Requirements =
Write out the material below again, unchanged.

Data records =

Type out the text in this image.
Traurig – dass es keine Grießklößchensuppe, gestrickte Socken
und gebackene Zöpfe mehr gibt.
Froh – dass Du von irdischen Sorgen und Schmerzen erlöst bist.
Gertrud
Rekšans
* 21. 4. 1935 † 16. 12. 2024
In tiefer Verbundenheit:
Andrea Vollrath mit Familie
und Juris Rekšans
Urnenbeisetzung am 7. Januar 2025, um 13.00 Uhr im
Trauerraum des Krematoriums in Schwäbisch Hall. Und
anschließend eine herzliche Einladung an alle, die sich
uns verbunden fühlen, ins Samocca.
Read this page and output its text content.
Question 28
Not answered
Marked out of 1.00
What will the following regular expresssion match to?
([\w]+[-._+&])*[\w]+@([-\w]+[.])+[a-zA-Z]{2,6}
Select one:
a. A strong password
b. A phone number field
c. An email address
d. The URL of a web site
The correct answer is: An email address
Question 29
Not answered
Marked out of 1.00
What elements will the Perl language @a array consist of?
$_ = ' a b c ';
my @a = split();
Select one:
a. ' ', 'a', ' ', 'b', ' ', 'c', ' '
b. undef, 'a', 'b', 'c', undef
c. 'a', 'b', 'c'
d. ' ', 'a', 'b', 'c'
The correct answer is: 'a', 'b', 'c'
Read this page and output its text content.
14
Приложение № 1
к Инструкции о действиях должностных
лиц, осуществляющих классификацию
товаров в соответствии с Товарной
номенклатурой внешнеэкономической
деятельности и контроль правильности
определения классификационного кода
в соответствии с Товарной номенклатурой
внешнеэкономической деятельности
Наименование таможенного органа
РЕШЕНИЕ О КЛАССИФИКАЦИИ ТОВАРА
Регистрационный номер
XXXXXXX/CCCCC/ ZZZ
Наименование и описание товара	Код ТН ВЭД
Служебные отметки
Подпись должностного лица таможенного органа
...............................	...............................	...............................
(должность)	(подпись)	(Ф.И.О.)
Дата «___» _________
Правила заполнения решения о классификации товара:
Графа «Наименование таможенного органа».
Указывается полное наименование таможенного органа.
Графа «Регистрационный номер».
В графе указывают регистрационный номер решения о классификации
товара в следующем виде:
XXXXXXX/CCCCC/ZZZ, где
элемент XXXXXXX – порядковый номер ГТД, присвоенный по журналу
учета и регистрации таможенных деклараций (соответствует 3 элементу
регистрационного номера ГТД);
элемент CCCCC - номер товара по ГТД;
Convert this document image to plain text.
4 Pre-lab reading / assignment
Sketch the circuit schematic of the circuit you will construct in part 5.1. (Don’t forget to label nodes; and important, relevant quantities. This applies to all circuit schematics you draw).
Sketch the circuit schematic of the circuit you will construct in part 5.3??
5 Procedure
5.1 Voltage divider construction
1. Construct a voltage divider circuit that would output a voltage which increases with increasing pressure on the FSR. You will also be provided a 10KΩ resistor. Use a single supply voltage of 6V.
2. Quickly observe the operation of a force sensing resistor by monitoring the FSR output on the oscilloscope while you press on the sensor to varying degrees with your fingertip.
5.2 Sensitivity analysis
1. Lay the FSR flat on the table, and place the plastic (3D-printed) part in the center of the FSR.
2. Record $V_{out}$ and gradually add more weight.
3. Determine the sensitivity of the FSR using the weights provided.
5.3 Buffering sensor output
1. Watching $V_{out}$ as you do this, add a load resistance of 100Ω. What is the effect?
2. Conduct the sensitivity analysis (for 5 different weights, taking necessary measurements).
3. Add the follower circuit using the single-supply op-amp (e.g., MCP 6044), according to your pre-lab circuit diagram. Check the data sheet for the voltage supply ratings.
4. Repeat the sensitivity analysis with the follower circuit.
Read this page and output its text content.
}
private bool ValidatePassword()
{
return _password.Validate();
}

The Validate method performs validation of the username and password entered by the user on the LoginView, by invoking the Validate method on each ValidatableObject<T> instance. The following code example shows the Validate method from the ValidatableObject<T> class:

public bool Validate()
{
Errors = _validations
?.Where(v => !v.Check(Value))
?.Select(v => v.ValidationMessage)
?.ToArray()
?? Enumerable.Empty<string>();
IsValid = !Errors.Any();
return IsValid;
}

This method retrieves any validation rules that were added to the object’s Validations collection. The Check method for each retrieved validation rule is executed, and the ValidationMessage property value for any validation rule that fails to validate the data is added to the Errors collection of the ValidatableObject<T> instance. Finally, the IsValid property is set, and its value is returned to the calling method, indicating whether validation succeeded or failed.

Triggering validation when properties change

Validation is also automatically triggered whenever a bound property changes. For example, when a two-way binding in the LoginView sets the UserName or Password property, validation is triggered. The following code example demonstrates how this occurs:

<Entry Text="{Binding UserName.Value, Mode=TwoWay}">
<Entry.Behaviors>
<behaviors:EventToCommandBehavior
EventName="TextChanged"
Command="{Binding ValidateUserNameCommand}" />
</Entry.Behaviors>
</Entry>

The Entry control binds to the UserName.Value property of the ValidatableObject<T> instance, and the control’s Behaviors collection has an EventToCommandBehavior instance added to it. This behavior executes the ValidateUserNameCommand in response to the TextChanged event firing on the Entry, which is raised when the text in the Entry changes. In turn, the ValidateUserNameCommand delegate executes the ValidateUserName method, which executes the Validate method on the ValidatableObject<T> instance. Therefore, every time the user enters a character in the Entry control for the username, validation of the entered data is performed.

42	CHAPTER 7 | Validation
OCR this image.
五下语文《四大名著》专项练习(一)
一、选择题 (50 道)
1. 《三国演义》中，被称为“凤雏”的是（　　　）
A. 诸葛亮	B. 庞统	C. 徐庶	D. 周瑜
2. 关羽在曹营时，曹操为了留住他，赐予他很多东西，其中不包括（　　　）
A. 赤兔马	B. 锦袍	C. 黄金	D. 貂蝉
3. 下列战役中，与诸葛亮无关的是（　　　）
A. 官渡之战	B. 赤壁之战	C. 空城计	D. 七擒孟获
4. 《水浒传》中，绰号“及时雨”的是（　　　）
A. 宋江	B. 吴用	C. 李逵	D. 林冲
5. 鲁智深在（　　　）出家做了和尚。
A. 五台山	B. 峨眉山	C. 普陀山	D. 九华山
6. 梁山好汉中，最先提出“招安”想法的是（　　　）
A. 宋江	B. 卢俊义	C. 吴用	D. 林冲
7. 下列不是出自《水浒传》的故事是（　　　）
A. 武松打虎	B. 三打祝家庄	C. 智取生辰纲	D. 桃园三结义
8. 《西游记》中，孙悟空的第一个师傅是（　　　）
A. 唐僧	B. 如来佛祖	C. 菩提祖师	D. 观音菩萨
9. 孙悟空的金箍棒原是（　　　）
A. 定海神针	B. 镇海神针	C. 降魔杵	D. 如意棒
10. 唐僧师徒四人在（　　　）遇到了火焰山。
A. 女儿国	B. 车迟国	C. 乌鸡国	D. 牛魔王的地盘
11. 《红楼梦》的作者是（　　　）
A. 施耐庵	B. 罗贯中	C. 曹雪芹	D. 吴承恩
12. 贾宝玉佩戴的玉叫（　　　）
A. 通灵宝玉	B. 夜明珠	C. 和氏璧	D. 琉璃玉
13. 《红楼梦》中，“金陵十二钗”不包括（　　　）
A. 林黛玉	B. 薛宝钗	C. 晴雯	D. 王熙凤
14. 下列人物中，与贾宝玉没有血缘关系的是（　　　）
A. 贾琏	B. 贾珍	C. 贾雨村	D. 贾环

Expected output =
Type out the text in this image.
Traurig – dass es keine Grießklößchensuppe, gestrickte Socken
und gebackene Zöpfe mehr gibt.
Froh – dass Du von irdischen Sorgen und Schmerzen erlöst bist.
Gertrud
Rekšans
* 21. 4. 1935 † 16. 12. 2024
In tiefer Verbundenheit:
Andrea Vollrath mit Familie
und Juris Rekšans
Urnenbeisetzung am 7. Januar 2025, um 13.00 Uhr im
Trauerraum des Krematoriums in Schwäbisch Hall. Und
anschließend eine herzliche Einladung an alle, die sich
uns verbunden fühlen, ins Samocca.
Read this page and output its text content.
Question 28
Not answered
Marked out of 1.00
What will the following regular expresssion match to?
([\w]+[-._+&])*[\w]+@([-\w]+[.])+[a-zA-Z]{2,6}
Select one:
a. A strong password
b. A phone number field
c. An email address
d. The URL of a web site
The correct answer is: An email address
Question 29
Not answered
Marked out of 1.00
What elements will the Perl language @a array consist of?
$_ = ' a b c ';
my @a = split();
Select one:
a. ' ', 'a', ' ', 'b', ' ', 'c', ' '
b. undef, 'a', 'b', 'c', undef
c. 'a', 'b', 'c'
d. ' ', 'a', 'b', 'c'
The correct answer is: 'a', 'b', 'c'
Read this page and output its text content.
14
Приложение № 1
к Инструкции о действиях должностных
лиц, осуществляющих классификацию
товаров в соответствии с Товарной
номенклатурой внешнеэкономической
деятельности и контроль правильности
определения классификационного кода
в соответствии с Товарной номенклатурой
внешнеэкономической деятельности
Наименование таможенного органа
РЕШЕНИЕ О КЛАССИФИКАЦИИ ТОВАРА
Регистрационный номер
XXXXXXX/CCCCC/ ZZZ
Наименование и описание товара	Код ТН ВЭД
Служебные отметки
Подпись должностного лица таможенного органа
...............................	...............................	...............................
(должность)	(подпись)	(Ф.И.О.)
Дата «___» _________
Правила заполнения решения о классификации товара:
Графа «Наименование таможенного органа».
Указывается полное наименование таможенного органа.
Графа «Регистрационный номер».
В графе указывают регистрационный номер решения о классификации
товара в следующем виде:
XXXXXXX/CCCCC/ZZZ, где
элемент XXXXXXX – порядковый номер ГТД, присвоенный по журналу
учета и регистрации таможенных деклараций (соответствует 3 элементу
регистрационного номера ГТД);
элемент CCCCC - номер товара по ГТД;
Convert this document image to plain text.
4 Pre-lab reading / assignment
Sketch the circuit schematic of the circuit you will construct in part 5.1. (Don’t forget to label nodes; and important, relevant quantities. This applies to all circuit schematics you draw).
Sketch the circuit schematic of the circuit you will construct in part 5.3??
5 Procedure
5.1 Voltage divider construction
1. Construct a voltage divider circuit that would output a voltage which increases with increasing pressure on the FSR. You will also be provided a 10KΩ resistor. Use a single supply voltage of 6V.
2. Quickly observe the operation of a force sensing resistor by monitoring the FSR output on the oscilloscope while you press on the sensor to varying degrees with your fingertip.
5.2 Sensitivity analysis
1. Lay the FSR flat on the table, and place the plastic (3D-printed) part in the center of the FSR.
2. Record $V_{out}$ and gradually add more weight.
3. Determine the sensitivity of the FSR using the weights provided.
5.3 Buffering sensor output
1. Watching $V_{out}$ as you do this, add a load resistance of 100Ω. What is the effect?
2. Conduct the sensitivity analysis (for 5 different weights, taking necessary measurements).
3. Add the follower circuit using the single-supply op-amp (e.g., MCP 6044), according to your pre-lab circuit diagram. Check the data sheet for the voltage supply ratings.
4. Repeat the sensitivity analysis with the follower circuit.
Read this page and output its text content.
}
private bool ValidatePassword()
{
return _password.Validate();
}

The Validate method performs validation of the username and password entered by the user on the LoginView, by invoking the Validate method on each ValidatableObject<T> instance. The following code example shows the Validate method from the ValidatableObject<T> class:

public bool Validate()
{
Errors = _validations
?.Where(v => !v.Check(Value))
?.Select(v => v.ValidationMessage)
?.ToArray()
?? Enumerable.Empty<string>();
IsValid = !Errors.Any();
return IsValid;
}

This method retrieves any validation rules that were added to the object’s Validations collection. The Check method for each retrieved validation rule is executed, and the ValidationMessage property value for any validation rule that fails to validate the data is added to the Errors collection of the ValidatableObject<T> instance. Finally, the IsValid property is set, and its value is returned to the calling method, indicating whether validation succeeded or failed.

Triggering validation when properties change

Validation is also automatically triggered whenever a bound property changes. For example, when a two-way binding in the LoginView sets the UserName or Password property, validation is triggered. The following code example demonstrates how this occurs:

<Entry Text="{Binding UserName.Value, Mode=TwoWay}">
<Entry.Behaviors>
<behaviors:EventToCommandBehavior
EventName="TextChanged"
Command="{Binding ValidateUserNameCommand}" />
</Entry.Behaviors>
</Entry>

The Entry control binds to the UserName.Value property of the ValidatableObject<T> instance, and the control’s Behaviors collection has an EventToCommandBehavior instance added to it. This behavior executes the ValidateUserNameCommand in response to the TextChanged event firing on the Entry, which is raised when the text in the Entry changes. In turn, the ValidateUserNameCommand delegate executes the ValidateUserName method, which executes the Validate method on the ValidatableObject<T> instance. Therefore, every time the user enters a character in the Entry control for the username, validation of the entered data is performed.

42	CHAPTER 7 | Validation
OCR this image.
五下语文《四大名著》专项练习(一)
一、选择题 (50 道)
1. 《三国演义》中，被称为“凤雏”的是（　　　）
A. 诸葛亮	B. 庞统	C. 徐庶	D. 周瑜
2. 关羽在曹营时，曹操为了留住他，赐予他很多东西，其中不包括（　　　）
A. 赤兔马	B. 锦袍	C. 黄金	D. 貂蝉
3. 下列战役中，与诸葛亮无关的是（　　　）
A. 官渡之战	B. 赤壁之战	C. 空城计	D. 七擒孟获
4. 《水浒传》中，绰号“及时雨”的是（　　　）
A. 宋江	B. 吴用	C. 李逵	D. 林冲
5. 鲁智深在（　　　）出家做了和尚。
A. 五台山	B. 峨眉山	C. 普陀山	D. 九华山
6. 梁山好汉中，最先提出“招安”想法的是（　　　）
A. 宋江	B. 卢俊义	C. 吴用	D. 林冲
7. 下列不是出自《水浒传》的故事是（　　　）
A. 武松打虎	B. 三打祝家庄	C. 智取生辰纲	D. 桃园三结义
8. 《西游记》中，孙悟空的第一个师傅是（　　　）
A. 唐僧	B. 如来佛祖	C. 菩提祖师	D. 观音菩萨
9. 孙悟空的金箍棒原是（　　　）
A. 定海神针	B. 镇海神针	C. 降魔杵	D. 如意棒
10. 唐僧师徒四人在（　　　）遇到了火焰山。
A. 女儿国	B. 车迟国	C. 乌鸡国	D. 牛魔王的地盘
11. 《红楼梦》的作者是（　　　）
A. 施耐庵	B. 罗贯中	C. 曹雪芹	D. 吴承恩
12. 贾宝玉佩戴的玉叫（　　　）
A. 通灵宝玉	B. 夜明珠	C. 和氏璧	D. 琉璃玉
13. 《红楼梦》中，“金陵十二钗”不包括（　　　）
A. 林黛玉	B. 薛宝钗	C. 晴雯	D. 王熙凤
14. 下列人物中，与贾宝玉没有血缘关系的是（　　　）
A. 贾琏	B. 贾珍	C. 贾雨村	D. 贾环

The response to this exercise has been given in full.